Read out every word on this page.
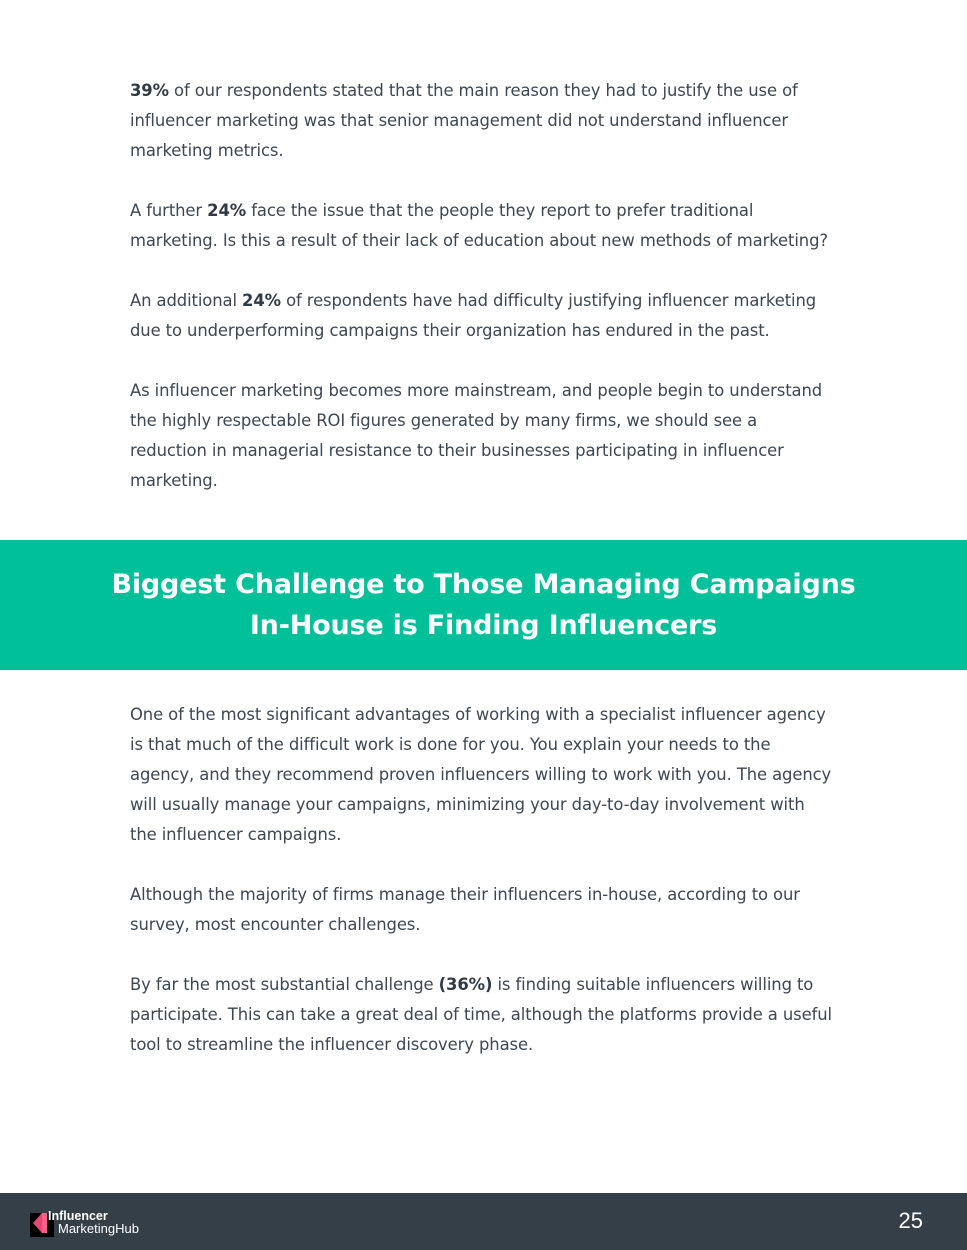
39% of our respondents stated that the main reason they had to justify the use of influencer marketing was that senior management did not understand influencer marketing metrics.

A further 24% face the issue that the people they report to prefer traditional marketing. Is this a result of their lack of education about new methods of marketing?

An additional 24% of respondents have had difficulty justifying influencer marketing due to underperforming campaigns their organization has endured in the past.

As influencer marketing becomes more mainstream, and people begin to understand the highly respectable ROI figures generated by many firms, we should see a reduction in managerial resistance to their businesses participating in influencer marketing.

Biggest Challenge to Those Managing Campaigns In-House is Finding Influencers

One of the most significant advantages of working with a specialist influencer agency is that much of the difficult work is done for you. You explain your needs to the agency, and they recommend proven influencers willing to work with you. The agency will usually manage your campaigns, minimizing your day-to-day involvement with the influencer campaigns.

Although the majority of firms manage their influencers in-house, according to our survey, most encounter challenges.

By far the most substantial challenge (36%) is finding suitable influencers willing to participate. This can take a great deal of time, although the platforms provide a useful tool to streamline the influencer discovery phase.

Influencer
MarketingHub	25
******
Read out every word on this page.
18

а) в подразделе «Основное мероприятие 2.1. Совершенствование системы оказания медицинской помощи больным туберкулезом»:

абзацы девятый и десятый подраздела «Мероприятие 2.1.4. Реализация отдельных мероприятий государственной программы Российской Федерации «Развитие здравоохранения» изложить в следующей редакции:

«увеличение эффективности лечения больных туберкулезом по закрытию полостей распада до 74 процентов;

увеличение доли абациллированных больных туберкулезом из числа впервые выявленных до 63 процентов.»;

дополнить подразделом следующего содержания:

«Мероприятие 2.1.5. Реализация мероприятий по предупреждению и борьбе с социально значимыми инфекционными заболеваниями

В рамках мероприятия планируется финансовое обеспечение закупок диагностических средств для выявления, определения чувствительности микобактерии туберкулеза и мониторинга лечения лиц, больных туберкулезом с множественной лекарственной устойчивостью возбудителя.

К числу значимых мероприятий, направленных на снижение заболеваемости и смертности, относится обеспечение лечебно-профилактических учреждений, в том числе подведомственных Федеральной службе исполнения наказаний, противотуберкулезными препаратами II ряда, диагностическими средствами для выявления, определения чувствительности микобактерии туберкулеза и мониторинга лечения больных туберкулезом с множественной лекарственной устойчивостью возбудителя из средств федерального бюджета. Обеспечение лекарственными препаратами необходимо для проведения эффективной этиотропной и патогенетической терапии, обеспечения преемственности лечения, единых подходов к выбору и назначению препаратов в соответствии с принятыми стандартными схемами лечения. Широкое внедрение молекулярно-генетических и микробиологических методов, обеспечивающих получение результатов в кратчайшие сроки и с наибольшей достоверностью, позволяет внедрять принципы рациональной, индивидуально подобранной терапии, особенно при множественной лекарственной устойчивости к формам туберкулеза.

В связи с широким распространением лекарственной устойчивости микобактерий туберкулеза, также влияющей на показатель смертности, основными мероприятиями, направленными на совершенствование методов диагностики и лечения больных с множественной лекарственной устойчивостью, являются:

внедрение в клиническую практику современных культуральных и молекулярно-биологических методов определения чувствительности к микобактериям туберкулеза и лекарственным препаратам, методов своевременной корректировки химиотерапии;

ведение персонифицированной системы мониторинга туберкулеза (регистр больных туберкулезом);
******
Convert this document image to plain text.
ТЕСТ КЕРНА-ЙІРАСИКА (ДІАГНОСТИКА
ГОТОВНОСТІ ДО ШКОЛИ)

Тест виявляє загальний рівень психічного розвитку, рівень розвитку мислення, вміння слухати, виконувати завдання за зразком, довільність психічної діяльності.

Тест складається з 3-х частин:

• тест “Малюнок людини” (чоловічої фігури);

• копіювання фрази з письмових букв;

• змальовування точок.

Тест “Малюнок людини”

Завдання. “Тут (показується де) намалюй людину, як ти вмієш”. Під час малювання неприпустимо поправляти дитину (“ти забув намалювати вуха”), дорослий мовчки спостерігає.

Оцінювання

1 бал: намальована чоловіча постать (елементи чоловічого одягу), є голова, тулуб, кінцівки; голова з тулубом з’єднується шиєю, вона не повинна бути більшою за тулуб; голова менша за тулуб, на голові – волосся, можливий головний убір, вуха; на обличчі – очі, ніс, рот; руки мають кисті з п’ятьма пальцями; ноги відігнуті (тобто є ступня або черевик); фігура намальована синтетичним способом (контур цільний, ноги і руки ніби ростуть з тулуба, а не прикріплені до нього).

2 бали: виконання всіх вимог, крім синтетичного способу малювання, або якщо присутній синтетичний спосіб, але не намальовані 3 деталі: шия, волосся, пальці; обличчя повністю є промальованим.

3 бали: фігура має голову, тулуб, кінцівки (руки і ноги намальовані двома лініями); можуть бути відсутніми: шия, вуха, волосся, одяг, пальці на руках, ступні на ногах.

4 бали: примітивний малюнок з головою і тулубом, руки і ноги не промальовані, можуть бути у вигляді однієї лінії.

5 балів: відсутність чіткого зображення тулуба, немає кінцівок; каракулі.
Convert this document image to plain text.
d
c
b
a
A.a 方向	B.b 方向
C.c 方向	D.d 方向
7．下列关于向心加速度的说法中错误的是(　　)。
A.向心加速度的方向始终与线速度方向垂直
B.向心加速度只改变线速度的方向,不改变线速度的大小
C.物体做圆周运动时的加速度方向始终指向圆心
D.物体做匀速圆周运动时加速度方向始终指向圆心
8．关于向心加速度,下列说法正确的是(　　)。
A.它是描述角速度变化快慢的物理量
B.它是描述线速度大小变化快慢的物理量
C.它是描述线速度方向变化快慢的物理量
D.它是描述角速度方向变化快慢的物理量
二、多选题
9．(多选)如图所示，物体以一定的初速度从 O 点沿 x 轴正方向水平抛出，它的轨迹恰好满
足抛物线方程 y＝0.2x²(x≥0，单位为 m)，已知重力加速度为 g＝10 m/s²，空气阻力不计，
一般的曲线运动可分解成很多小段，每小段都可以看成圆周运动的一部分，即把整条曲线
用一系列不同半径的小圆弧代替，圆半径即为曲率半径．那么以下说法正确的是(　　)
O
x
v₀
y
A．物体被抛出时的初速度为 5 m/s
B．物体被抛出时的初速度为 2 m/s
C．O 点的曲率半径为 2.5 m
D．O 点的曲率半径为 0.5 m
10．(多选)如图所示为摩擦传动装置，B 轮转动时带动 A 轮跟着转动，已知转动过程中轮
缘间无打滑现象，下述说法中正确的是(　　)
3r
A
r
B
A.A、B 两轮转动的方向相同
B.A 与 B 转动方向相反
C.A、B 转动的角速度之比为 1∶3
******
■ **GIVEN EXERCISE**
Going through the entries above, report how many lines include the string "увеличение". The number alone is the answer.

■ **EXERCISE RESPONSE**
2